PROBLEM TO SOLVE —
Copy each line that contains the word "eating".

DATA PROVIDED —
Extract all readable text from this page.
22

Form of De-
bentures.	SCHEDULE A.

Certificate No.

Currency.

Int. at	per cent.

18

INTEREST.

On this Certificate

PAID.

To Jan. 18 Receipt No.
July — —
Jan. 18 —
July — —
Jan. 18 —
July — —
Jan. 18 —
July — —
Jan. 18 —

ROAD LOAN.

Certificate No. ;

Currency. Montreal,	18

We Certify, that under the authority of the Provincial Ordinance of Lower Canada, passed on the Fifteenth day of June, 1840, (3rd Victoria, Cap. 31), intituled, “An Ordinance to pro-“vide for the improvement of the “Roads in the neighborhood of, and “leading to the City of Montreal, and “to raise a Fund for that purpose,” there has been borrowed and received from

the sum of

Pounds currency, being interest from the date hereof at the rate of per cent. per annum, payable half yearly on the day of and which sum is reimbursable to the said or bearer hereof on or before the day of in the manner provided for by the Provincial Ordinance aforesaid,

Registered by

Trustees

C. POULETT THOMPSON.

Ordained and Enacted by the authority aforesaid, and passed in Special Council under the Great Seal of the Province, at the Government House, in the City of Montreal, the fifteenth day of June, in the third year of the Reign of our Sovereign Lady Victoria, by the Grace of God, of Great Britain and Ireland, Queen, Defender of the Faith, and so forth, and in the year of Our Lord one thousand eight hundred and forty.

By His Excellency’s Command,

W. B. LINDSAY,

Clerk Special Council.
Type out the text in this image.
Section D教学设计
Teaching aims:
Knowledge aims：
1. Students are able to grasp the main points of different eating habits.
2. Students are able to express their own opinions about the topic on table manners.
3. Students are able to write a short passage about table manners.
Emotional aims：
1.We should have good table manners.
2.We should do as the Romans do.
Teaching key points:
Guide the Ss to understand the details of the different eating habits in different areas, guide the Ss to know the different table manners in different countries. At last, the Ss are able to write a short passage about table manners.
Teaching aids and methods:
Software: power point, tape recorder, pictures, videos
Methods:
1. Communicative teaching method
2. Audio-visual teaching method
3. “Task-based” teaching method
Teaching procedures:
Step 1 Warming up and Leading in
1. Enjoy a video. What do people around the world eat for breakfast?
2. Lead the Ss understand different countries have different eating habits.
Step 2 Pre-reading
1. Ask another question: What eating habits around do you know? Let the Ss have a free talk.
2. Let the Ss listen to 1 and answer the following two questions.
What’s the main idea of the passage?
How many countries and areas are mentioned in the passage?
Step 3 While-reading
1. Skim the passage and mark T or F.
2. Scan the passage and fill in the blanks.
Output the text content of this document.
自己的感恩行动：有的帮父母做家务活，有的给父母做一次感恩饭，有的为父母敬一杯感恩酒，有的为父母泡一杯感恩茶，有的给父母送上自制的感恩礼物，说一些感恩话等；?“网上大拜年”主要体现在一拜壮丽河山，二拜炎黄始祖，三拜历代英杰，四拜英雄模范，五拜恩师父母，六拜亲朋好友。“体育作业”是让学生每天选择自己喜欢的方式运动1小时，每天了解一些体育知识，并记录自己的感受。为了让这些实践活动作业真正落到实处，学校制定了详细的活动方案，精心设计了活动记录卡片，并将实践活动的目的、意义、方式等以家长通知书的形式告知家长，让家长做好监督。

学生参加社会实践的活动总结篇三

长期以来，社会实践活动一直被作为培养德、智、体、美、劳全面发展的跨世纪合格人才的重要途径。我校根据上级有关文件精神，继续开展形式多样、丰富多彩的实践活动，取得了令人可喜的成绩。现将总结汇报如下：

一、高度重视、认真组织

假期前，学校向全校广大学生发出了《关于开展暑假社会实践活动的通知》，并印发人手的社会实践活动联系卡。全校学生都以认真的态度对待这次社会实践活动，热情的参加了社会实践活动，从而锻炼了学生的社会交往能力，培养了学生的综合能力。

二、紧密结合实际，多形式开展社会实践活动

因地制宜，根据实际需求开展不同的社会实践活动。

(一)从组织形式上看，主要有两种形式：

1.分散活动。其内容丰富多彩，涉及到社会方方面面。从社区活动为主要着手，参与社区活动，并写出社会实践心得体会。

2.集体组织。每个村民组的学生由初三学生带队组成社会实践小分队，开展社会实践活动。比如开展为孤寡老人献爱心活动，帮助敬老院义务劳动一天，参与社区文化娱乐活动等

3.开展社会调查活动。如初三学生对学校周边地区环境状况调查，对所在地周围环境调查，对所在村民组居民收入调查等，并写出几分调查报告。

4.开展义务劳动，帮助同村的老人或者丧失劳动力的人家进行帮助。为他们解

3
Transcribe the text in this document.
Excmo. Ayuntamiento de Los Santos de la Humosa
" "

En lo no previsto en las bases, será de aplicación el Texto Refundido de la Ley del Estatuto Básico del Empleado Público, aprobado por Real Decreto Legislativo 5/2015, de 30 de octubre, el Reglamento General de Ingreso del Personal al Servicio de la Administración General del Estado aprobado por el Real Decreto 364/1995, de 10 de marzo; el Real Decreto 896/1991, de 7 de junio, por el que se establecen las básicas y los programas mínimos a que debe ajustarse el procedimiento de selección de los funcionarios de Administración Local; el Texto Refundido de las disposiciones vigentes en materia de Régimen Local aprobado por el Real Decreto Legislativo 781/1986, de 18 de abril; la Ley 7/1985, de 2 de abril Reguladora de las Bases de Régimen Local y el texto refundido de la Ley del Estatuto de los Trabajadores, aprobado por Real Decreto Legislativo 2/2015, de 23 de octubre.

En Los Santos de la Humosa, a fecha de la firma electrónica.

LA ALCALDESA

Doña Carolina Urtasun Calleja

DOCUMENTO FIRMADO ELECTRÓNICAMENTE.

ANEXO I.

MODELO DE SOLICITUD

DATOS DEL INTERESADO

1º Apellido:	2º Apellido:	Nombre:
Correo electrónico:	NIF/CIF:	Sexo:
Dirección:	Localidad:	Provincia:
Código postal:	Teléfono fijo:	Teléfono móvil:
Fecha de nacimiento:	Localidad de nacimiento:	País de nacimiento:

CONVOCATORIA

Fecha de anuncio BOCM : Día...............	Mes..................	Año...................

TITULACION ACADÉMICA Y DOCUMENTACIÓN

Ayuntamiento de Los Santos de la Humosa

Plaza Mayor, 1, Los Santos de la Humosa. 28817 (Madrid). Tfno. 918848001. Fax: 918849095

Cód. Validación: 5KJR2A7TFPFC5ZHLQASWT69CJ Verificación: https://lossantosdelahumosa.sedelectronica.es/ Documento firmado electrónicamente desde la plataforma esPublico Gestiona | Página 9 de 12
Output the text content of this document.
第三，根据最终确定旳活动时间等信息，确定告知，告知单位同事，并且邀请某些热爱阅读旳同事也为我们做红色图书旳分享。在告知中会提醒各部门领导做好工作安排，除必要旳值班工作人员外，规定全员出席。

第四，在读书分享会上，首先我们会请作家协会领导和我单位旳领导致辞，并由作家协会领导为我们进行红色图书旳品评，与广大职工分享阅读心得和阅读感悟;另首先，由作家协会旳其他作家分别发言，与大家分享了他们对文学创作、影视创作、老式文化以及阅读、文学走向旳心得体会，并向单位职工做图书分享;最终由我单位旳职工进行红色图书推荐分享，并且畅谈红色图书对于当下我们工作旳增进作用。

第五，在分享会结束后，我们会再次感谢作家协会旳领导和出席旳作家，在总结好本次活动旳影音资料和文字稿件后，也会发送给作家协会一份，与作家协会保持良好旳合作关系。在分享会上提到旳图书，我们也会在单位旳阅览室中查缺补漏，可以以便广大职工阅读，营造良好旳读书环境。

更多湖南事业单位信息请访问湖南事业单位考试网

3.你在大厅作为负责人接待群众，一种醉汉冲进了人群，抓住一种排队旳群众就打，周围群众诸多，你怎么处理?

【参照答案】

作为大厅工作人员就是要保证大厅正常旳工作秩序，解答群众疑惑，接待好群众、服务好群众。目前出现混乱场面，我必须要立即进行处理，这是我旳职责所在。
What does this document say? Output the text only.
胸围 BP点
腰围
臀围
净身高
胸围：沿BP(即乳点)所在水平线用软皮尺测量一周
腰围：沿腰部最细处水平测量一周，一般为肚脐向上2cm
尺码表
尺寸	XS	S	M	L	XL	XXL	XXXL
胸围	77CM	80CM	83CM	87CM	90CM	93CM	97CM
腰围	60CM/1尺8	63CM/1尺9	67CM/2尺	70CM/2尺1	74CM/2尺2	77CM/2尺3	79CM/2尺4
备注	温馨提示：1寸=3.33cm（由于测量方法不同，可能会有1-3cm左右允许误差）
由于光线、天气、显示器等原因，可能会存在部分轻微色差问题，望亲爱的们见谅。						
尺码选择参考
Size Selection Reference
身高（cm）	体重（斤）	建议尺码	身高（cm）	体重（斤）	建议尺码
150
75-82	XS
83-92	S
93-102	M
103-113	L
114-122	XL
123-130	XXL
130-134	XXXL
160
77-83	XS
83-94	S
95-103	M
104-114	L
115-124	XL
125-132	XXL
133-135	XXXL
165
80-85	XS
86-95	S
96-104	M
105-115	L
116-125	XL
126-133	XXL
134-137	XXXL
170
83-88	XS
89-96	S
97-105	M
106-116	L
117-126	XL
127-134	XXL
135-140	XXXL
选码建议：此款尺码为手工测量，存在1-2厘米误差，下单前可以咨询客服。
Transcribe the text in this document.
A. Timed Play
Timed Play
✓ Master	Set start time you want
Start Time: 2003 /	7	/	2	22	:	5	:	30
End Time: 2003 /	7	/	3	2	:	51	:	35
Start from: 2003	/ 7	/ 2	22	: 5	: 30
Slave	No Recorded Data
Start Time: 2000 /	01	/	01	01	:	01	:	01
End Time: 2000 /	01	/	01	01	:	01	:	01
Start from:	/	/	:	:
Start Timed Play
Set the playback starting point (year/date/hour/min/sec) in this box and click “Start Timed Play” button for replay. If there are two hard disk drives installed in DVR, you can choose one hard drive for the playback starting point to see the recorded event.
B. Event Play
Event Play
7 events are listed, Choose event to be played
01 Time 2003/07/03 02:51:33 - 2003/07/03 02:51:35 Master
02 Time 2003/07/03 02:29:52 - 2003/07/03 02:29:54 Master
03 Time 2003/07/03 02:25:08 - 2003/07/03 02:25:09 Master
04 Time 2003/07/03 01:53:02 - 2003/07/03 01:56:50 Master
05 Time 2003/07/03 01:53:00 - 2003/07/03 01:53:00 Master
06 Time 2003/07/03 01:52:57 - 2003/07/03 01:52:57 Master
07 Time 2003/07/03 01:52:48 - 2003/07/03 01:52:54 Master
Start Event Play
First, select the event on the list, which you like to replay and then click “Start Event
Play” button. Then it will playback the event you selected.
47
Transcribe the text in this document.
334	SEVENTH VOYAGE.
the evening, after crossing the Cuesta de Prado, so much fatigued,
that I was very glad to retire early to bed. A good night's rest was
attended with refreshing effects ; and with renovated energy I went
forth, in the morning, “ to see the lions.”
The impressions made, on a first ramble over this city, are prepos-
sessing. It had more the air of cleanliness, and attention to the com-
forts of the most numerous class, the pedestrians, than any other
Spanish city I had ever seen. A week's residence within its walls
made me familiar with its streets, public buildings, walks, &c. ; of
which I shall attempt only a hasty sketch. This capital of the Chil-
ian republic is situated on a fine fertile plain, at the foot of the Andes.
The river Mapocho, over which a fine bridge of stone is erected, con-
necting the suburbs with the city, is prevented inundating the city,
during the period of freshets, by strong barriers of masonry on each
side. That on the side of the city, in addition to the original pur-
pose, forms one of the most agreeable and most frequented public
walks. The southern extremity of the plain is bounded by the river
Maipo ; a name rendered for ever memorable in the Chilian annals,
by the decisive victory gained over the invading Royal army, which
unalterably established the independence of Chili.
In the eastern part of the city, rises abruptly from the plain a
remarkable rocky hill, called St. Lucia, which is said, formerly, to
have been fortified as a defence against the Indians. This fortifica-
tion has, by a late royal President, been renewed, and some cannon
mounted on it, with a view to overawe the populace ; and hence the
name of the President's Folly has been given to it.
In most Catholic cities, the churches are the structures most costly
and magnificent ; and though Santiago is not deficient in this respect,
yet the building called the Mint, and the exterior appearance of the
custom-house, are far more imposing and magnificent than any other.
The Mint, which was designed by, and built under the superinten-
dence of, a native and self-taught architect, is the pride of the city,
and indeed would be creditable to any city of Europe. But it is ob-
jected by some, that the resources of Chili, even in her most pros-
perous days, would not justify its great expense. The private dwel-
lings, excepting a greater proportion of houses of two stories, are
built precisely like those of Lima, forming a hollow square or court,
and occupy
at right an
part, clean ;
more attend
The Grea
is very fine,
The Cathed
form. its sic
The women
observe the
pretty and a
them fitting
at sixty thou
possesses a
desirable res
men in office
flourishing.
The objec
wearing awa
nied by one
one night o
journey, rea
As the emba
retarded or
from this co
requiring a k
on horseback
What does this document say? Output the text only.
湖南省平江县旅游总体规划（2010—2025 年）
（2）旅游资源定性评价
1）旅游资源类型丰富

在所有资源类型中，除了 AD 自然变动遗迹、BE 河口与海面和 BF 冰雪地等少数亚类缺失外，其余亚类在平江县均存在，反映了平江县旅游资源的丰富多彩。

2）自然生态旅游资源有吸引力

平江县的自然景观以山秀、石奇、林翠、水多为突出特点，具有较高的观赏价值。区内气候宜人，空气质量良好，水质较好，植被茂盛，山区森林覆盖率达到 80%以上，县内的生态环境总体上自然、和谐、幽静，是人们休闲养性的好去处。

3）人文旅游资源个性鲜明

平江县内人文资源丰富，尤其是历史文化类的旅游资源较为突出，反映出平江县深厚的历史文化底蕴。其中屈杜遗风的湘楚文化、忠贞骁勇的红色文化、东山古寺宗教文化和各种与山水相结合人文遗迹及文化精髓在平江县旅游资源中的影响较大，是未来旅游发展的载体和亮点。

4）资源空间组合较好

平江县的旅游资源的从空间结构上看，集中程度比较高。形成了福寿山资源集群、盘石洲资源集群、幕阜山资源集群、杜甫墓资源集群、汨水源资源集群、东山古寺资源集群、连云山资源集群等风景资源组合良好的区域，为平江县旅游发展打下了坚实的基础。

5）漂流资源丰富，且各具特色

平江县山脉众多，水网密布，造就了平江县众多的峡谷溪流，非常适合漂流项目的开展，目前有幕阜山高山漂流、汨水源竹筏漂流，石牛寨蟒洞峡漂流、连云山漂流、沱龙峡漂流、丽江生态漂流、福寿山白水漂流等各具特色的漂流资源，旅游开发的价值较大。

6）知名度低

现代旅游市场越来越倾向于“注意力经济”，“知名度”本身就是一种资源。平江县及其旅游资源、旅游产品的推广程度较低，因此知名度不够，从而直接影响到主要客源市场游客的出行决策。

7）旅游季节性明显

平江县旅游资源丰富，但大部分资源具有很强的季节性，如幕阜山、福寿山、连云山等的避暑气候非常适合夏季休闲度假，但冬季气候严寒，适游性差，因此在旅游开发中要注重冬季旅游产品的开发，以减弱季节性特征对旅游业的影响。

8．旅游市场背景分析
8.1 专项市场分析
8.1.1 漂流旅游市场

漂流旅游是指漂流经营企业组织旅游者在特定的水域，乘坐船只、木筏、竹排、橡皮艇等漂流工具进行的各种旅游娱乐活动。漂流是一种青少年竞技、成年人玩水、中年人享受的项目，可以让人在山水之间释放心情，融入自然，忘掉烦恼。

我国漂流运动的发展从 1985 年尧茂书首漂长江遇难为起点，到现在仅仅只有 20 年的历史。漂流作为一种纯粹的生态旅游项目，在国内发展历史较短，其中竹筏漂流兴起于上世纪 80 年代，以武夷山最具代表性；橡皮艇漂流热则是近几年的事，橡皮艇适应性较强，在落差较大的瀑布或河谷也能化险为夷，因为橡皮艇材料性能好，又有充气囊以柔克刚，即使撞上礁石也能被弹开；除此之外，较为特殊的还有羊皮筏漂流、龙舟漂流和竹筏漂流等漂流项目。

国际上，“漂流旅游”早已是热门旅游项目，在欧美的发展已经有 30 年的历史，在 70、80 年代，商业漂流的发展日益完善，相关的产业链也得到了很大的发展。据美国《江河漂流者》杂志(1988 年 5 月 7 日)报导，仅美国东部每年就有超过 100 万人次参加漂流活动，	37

CORRECT OUTPUT —
1. Students are able to grasp the main points of different eating habits.
Guide the Ss to understand the details of the different eating habits in different areas, guide the Ss to know the different table manners in different countries. At last, the Ss are able to write a short passage about table manners.
2. Lead the Ss understand different countries have different eating habits.
1. Ask another question: What eating habits around do you know? Let the Ss have a free talk.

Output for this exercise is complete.